Give the data a second time, exactly and in full.

Dataset records
======
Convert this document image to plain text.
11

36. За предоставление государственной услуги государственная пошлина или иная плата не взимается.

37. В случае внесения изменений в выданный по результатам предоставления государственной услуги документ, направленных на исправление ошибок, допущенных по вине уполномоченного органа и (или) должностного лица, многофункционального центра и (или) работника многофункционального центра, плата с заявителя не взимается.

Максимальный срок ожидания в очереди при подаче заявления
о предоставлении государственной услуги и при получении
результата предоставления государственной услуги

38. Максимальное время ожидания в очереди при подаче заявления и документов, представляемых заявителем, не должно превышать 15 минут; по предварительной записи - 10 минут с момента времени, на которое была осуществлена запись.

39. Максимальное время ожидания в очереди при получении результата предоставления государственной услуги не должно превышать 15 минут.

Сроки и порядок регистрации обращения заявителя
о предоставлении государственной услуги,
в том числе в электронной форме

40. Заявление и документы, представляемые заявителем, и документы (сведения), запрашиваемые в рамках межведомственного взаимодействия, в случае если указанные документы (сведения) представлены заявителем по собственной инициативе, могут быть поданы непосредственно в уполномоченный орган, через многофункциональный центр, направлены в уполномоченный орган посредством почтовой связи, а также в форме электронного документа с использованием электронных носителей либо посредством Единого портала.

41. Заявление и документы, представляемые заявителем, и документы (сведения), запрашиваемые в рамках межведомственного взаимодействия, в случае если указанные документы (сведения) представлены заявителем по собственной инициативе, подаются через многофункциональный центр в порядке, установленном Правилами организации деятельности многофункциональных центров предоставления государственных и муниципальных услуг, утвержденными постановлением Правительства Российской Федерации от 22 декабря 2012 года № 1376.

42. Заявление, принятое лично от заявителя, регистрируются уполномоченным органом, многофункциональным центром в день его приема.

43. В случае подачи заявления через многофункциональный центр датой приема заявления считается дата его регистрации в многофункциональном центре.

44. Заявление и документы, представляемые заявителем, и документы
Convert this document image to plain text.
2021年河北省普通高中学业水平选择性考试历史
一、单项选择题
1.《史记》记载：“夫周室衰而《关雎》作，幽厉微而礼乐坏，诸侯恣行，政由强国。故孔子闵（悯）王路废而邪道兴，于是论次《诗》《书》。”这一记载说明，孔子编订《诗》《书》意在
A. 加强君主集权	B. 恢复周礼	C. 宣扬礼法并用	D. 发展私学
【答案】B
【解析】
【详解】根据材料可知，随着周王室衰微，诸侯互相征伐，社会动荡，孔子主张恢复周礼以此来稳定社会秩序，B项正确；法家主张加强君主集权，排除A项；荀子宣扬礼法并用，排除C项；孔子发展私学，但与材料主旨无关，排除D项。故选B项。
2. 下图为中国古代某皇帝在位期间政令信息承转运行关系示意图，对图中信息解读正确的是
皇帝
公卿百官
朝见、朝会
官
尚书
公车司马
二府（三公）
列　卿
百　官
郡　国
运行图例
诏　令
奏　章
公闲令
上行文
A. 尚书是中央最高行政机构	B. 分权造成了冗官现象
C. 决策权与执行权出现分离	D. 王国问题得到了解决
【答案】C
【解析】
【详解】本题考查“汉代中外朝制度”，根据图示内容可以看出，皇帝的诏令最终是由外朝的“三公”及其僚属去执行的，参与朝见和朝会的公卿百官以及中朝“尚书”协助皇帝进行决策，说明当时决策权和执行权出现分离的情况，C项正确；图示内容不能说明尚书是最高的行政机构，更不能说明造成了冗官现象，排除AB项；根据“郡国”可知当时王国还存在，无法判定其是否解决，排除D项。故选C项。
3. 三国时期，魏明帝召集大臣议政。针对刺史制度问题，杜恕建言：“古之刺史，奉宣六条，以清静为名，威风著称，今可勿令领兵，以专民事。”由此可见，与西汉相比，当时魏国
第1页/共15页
======
FINISHED TASK
Convert this document image to plain text.
11

36. За предоставление государственной услуги государственная пошлина или иная плата не взимается.

37. В случае внесения изменений в выданный по результатам предоставления государственной услуги документ, направленных на исправление ошибок, допущенных по вине уполномоченного органа и (или) должностного лица, многофункционального центра и (или) работника многофункционального центра, плата с заявителя не взимается.

Максимальный срок ожидания в очереди при подаче заявления
о предоставлении государственной услуги и при получении
результата предоставления государственной услуги

38. Максимальное время ожидания в очереди при подаче заявления и документов, представляемых заявителем, не должно превышать 15 минут; по предварительной записи - 10 минут с момента времени, на которое была осуществлена запись.

39. Максимальное время ожидания в очереди при получении результата предоставления государственной услуги не должно превышать 15 минут.

Сроки и порядок регистрации обращения заявителя
о предоставлении государственной услуги,
в том числе в электронной форме

40. Заявление и документы, представляемые заявителем, и документы (сведения), запрашиваемые в рамках межведомственного взаимодействия, в случае если указанные документы (сведения) представлены заявителем по собственной инициативе, могут быть поданы непосредственно в уполномоченный орган, через многофункциональный центр, направлены в уполномоченный орган посредством почтовой связи, а также в форме электронного документа с использованием электронных носителей либо посредством Единого портала.

41. Заявление и документы, представляемые заявителем, и документы (сведения), запрашиваемые в рамках межведомственного взаимодействия, в случае если указанные документы (сведения) представлены заявителем по собственной инициативе, подаются через многофункциональный центр в порядке, установленном Правилами организации деятельности многофункциональных центров предоставления государственных и муниципальных услуг, утвержденными постановлением Правительства Российской Федерации от 22 декабря 2012 года № 1376.

42. Заявление, принятое лично от заявителя, регистрируются уполномоченным органом, многофункциональным центром в день его приема.

43. В случае подачи заявления через многофункциональный центр датой приема заявления считается дата его регистрации в многофункциональном центре.

44. Заявление и документы, представляемые заявителем, и документы
Convert this document image to plain text.
2021年河北省普通高中学业水平选择性考试历史
一、单项选择题
1.《史记》记载：“夫周室衰而《关雎》作，幽厉微而礼乐坏，诸侯恣行，政由强国。故孔子闵（悯）王路废而邪道兴，于是论次《诗》《书》。”这一记载说明，孔子编订《诗》《书》意在
A. 加强君主集权	B. 恢复周礼	C. 宣扬礼法并用	D. 发展私学
【答案】B
【解析】
【详解】根据材料可知，随着周王室衰微，诸侯互相征伐，社会动荡，孔子主张恢复周礼以此来稳定社会秩序，B项正确；法家主张加强君主集权，排除A项；荀子宣扬礼法并用，排除C项；孔子发展私学，但与材料主旨无关，排除D项。故选B项。
2. 下图为中国古代某皇帝在位期间政令信息承转运行关系示意图，对图中信息解读正确的是
皇帝
公卿百官
朝见、朝会
官
尚书
公车司马
二府（三公）
列　卿
百　官
郡　国
运行图例
诏　令
奏　章
公闲令
上行文
A. 尚书是中央最高行政机构	B. 分权造成了冗官现象
C. 决策权与执行权出现分离	D. 王国问题得到了解决
【答案】C
【解析】
【详解】本题考查“汉代中外朝制度”，根据图示内容可以看出，皇帝的诏令最终是由外朝的“三公”及其僚属去执行的，参与朝见和朝会的公卿百官以及中朝“尚书”协助皇帝进行决策，说明当时决策权和执行权出现分离的情况，C项正确；图示内容不能说明尚书是最高的行政机构，更不能说明造成了冗官现象，排除AB项；根据“郡国”可知当时王国还存在，无法判定其是否解决，排除D项。故选C项。
3. 三国时期，魏明帝召集大臣议政。针对刺史制度问题，杜恕建言：“古之刺史，奉宣六条，以清静为名，威风著称，今可勿令领兵，以专民事。”由此可见，与西汉相比，当时魏国
第1页/共15页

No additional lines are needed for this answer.